(Dataset records)
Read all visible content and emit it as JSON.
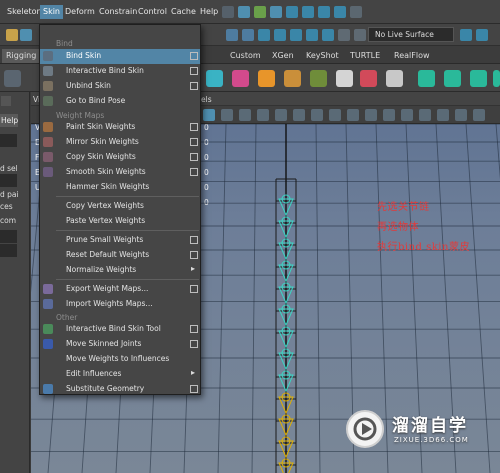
{
  "menubar": {
    "items": [
      "Skeleton",
      "Skin",
      "Deform",
      "Constrain",
      "Control",
      "Cache",
      "Help"
    ],
    "active": "Skin"
  },
  "toolbar": {
    "live_surface": "No Live Surface"
  },
  "shelf": {
    "tabs": [
      "Rigging",
      "Custom",
      "XGen",
      "KeyShot",
      "TURTLE",
      "RealFlow"
    ],
    "selected": "Rigging"
  },
  "left_panel": {
    "help_label": "Help",
    "fragments": [
      "d sel",
      "d pai",
      "ces",
      "com"
    ]
  },
  "viewport": {
    "header_fragment": "Vie",
    "panels_fragment": "els",
    "hud_values": [
      "0",
      "0",
      "0",
      "0",
      "0",
      "0"
    ],
    "hud_letters": [
      "V",
      "E",
      "F",
      "E",
      "U"
    ]
  },
  "skin_menu": {
    "sections": {
      "bind": "Bind",
      "weight_maps": "Weight Maps",
      "other": "Other"
    },
    "items": [
      {
        "label": "Bind Skin",
        "option": true,
        "highlighted": true,
        "icon": "bind-skin-icon"
      },
      {
        "label": "Interactive Bind Skin",
        "option": true,
        "icon": "interactive-bind-icon"
      },
      {
        "label": "Unbind Skin",
        "option": true,
        "icon": "unbind-skin-icon"
      },
      {
        "label": "Go to Bind Pose",
        "option": false,
        "icon": "bind-pose-icon"
      },
      {
        "label": "Paint Skin Weights",
        "option": true,
        "icon": "paint-weights-icon"
      },
      {
        "label": "Mirror Skin Weights",
        "option": true,
        "icon": "mirror-weights-icon"
      },
      {
        "label": "Copy Skin Weights",
        "option": true,
        "icon": "copy-weights-icon"
      },
      {
        "label": "Smooth Skin Weights",
        "option": true,
        "icon": "smooth-weights-icon"
      },
      {
        "label": "Hammer Skin Weights",
        "option": false,
        "icon": "hammer-weights-icon"
      },
      {
        "label": "Copy Vertex Weights",
        "option": false
      },
      {
        "label": "Paste Vertex Weights",
        "option": false
      },
      {
        "label": "Prune Small Weights",
        "option": true
      },
      {
        "label": "Reset Default Weights",
        "option": true
      },
      {
        "label": "Normalize Weights",
        "submenu": true
      },
      {
        "label": "Export Weight Maps...",
        "option": true,
        "icon": "export-maps-icon"
      },
      {
        "label": "Import Weights Maps...",
        "option": false,
        "icon": "import-maps-icon"
      },
      {
        "label": "Interactive Bind Skin Tool",
        "option": true,
        "icon": "bind-tool-icon"
      },
      {
        "label": "Move Skinned Joints",
        "option": true,
        "icon": "move-joints-icon"
      },
      {
        "label": "Move Weights to Influences",
        "option": false
      },
      {
        "label": "Edit Influences",
        "submenu": true
      },
      {
        "label": "Substitute Geometry",
        "option": true,
        "icon": "substitute-geometry-icon"
      }
    ]
  },
  "annotation": {
    "lines": [
      "先选关节链",
      "再选物体",
      "执行bind skin蒙皮"
    ],
    "color": "#e23a3a"
  },
  "watermark": {
    "title": "溜溜自学",
    "subtitle": "ZIXUE.3D66.COM"
  },
  "colors": {
    "menu_highlight": "#5285a6",
    "viewport_top": "#5d7192",
    "viewport_bottom": "#7a8797",
    "joint_outline": "#e0b000",
    "joint_fill": "#3ad6c4"
  }
}
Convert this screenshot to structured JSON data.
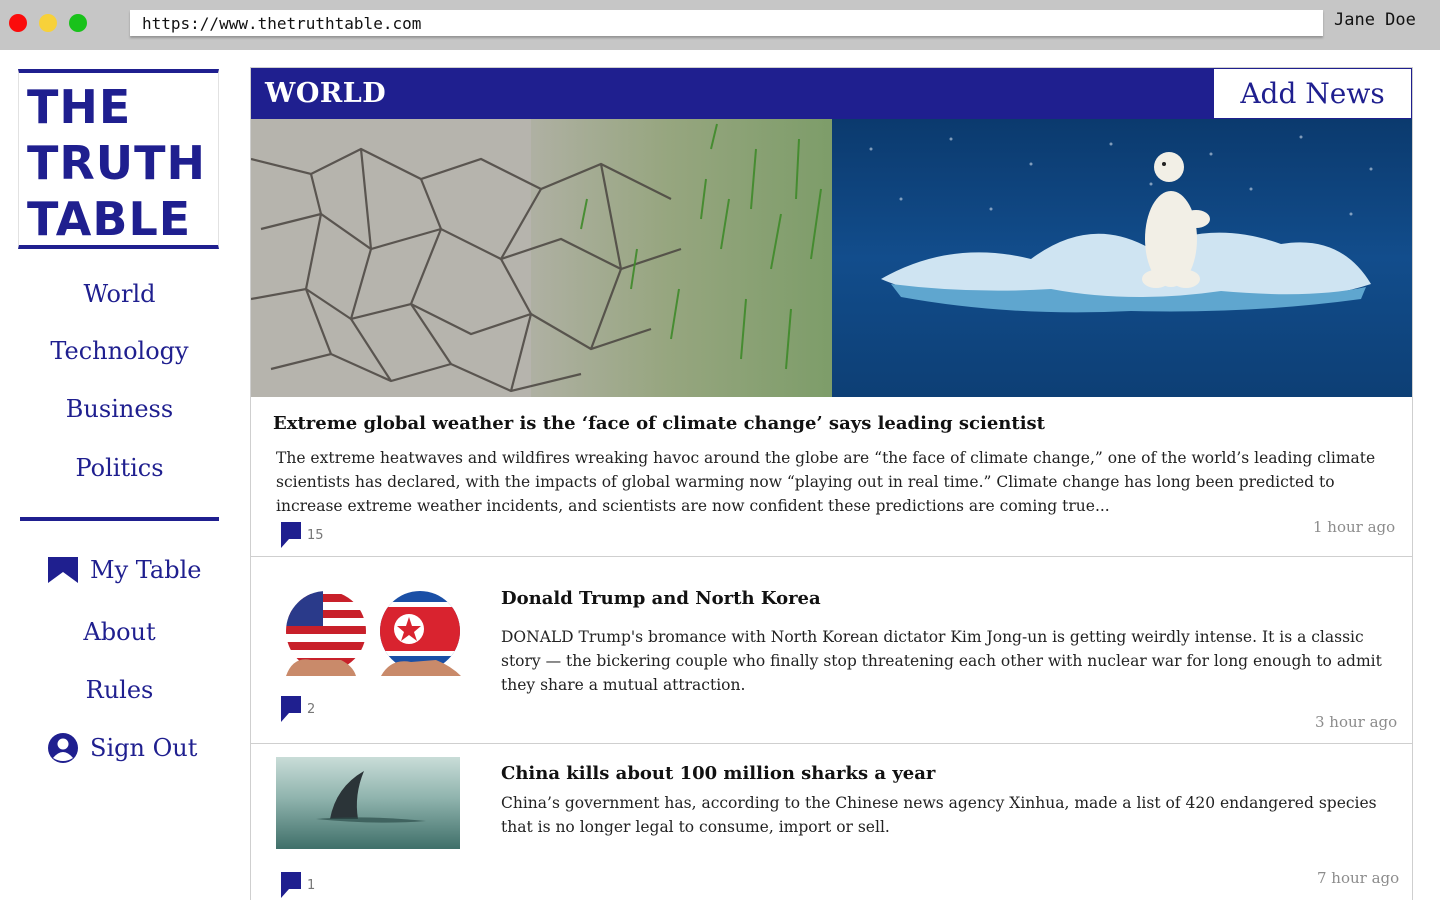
{
  "browser": {
    "url": "https://www.thetruthtable.com",
    "user": "Jane Doe"
  },
  "logo": {
    "lines": [
      "THE",
      "TRUTH",
      "TABLE"
    ]
  },
  "nav": {
    "sections": [
      "World",
      "Technology",
      "Business",
      "Politics"
    ],
    "my_table": "My Table",
    "about": "About",
    "rules": "Rules",
    "sign_out": "Sign Out",
    "icons": {
      "my_table": "bookmark-icon",
      "sign_out": "user-icon"
    }
  },
  "section": {
    "title": "WORLD",
    "add_news_label": "Add News"
  },
  "colors": {
    "brand": "#1f1f8f",
    "chrome": "#c6c6c6"
  },
  "articles": [
    {
      "title": "Extreme global weather is the ‘face of climate change’ says leading scientist",
      "body": "The extreme heatwaves and wildfires wreaking havoc around the globe are “the face of climate change,” one of the world’s leading climate scientists has declared, with the impacts of global warming now “playing out in real time.” Climate change has long been predicted to increase extreme weather incidents, and scientists are now confident these predictions are coming true...",
      "comments": "15",
      "time": "1 hour ago",
      "image": "cracked earth and grass beside polar bear on melting ice"
    },
    {
      "title": "Donald Trump and North Korea",
      "body": "DONALD Trump's bromance with North Korean dictator Kim Jong-un is getting weirdly intense. It is a classic story — the bickering couple who finally stop threatening each other with nuclear war for long enough to admit they share a mutual attraction.",
      "comments": "2",
      "time": "3 hour ago",
      "image": "hands holding US flag ball and North Korea flag ball"
    },
    {
      "title": "China kills about 100 million sharks a year",
      "body": "China’s government has, according to the Chinese news agency Xinhua, made a list of 420 endangered species that is no longer legal to consume, import or sell.",
      "comments": "1",
      "time": "7 hour ago",
      "image": "shark fin above ocean surface"
    }
  ]
}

Task requirements - Return the records exactly. Don't carry the pictures over.

Exercise solution -
Read all visible content and emit it as JSON.
{
  "menubar": {
    "items": [
      "Skeleton",
      "Skin",
      "Deform",
      "Constrain",
      "Control",
      "Cache",
      "Help"
    ],
    "active": "Skin"
  },
  "toolbar": {
    "live_surface": "No Live Surface"
  },
  "shelf": {
    "tabs": [
      "Rigging",
      "Custom",
      "XGen",
      "KeyShot",
      "TURTLE",
      "RealFlow"
    ],
    "selected": "Rigging"
  },
  "left_panel": {
    "help_label": "Help",
    "fragments": [
      "d sel",
      "d pai",
      "ces",
      "com"
    ]
  },
  "viewport": {
    "header_fragment": "Vie",
    "panels_fragment": "els",
    "hud_values": [
      "0",
      "0",
      "0",
      "0",
      "0",
      "0"
    ],
    "hud_letters": [
      "V",
      "E",
      "F",
      "E",
      "U"
    ]
  },
  "skin_menu": {
    "sections": {
      "bind": "Bind",
      "weight_maps": "Weight Maps",
      "other": "Other"
    },
    "items": [
      {
        "label": "Bind Skin",
        "option": true,
        "highlighted": true,
        "icon": "bind-skin-icon"
      },
      {
        "label": "Interactive Bind Skin",
        "option": true,
        "icon": "interactive-bind-icon"
      },
      {
        "label": "Unbind Skin",
        "option": true,
        "icon": "unbind-skin-icon"
      },
      {
        "label": "Go to Bind Pose",
        "option": false,
        "icon": "bind-pose-icon"
      },
      {
        "label": "Paint Skin Weights",
        "option": true,
        "icon": "paint-weights-icon"
      },
      {
        "label": "Mirror Skin Weights",
        "option": true,
        "icon": "mirror-weights-icon"
      },
      {
        "label": "Copy Skin Weights",
        "option": true,
        "icon": "copy-weights-icon"
      },
      {
        "label": "Smooth Skin Weights",
        "option": true,
        "icon": "smooth-weights-icon"
      },
      {
        "label": "Hammer Skin Weights",
        "option": false,
        "icon": "hammer-weights-icon"
      },
      {
        "label": "Copy Vertex Weights",
        "option": false
      },
      {
        "label": "Paste Vertex Weights",
        "option": false
      },
      {
        "label": "Prune Small Weights",
        "option": true
      },
      {
        "label": "Reset Default Weights",
        "option": true
      },
      {
        "label": "Normalize Weights",
        "submenu": true
      },
      {
        "label": "Export Weight Maps...",
        "option": true,
        "icon": "export-maps-icon"
      },
      {
        "label": "Import Weights Maps...",
        "option": false,
        "icon": "import-maps-icon"
      },
      {
        "label": "Interactive Bind Skin Tool",
        "option": true,
        "icon": "bind-tool-icon"
      },
      {
        "label": "Move Skinned Joints",
        "option": true,
        "icon": "move-joints-icon"
      },
      {
        "label": "Move Weights to Influences",
        "option": false
      },
      {
        "label": "Edit Influences",
        "submenu": true
      },
      {
        "label": "Substitute Geometry",
        "option": true,
        "icon": "substitute-geometry-icon"
      }
    ]
  },
  "annotation": {
    "lines": [
      "先选关节链",
      "再选物体",
      "执行bind skin蒙皮"
    ],
    "color": "#e23a3a"
  },
  "watermark": {
    "title": "溜溜自学",
    "subtitle": "ZIXUE.3D66.COM"
  },
  "colors": {
    "menu_highlight": "#5285a6",
    "viewport_top": "#5d7192",
    "viewport_bottom": "#7a8797",
    "joint_outline": "#e0b000",
    "joint_fill": "#3ad6c4"
  }
}
Convert this screenshot to structured JSON data.
{
  "browser": {
    "url": "https://www.thetruthtable.com",
    "user": "Jane Doe"
  },
  "logo": {
    "lines": [
      "THE",
      "TRUTH",
      "TABLE"
    ]
  },
  "nav": {
    "sections": [
      "World",
      "Technology",
      "Business",
      "Politics"
    ],
    "my_table": "My Table",
    "about": "About",
    "rules": "Rules",
    "sign_out": "Sign Out",
    "icons": {
      "my_table": "bookmark-icon",
      "sign_out": "user-icon"
    }
  },
  "section": {
    "title": "WORLD",
    "add_news_label": "Add News"
  },
  "colors": {
    "brand": "#1f1f8f",
    "chrome": "#c6c6c6"
  },
  "articles": [
    {
      "title": "Extreme global weather is the ‘face of climate change’ says leading scientist",
      "body": "The extreme heatwaves and wildfires wreaking havoc around the globe are “the face of climate change,” one of the world’s leading climate scientists has declared, with the impacts of global warming now “playing out in real time.” Climate change has long been predicted to increase extreme weather incidents, and scientists are now confident these predictions are coming true...",
      "comments": "15",
      "time": "1 hour ago",
      "image": "cracked earth and grass beside polar bear on melting ice"
    },
    {
      "title": "Donald Trump and North Korea",
      "body": "DONALD Trump's bromance with North Korean dictator Kim Jong-un is getting weirdly intense. It is a classic story — the bickering couple who finally stop threatening each other with nuclear war for long enough to admit they share a mutual attraction.",
      "comments": "2",
      "time": "3 hour ago",
      "image": "hands holding US flag ball and North Korea flag ball"
    },
    {
      "title": "China kills about 100 million sharks a year",
      "body": "China’s government has, according to the Chinese news agency Xinhua, made a list of 420 endangered species that is no longer legal to consume, import or sell.",
      "comments": "1",
      "time": "7 hour ago",
      "image": "shark fin above ocean surface"
    }
  ]
}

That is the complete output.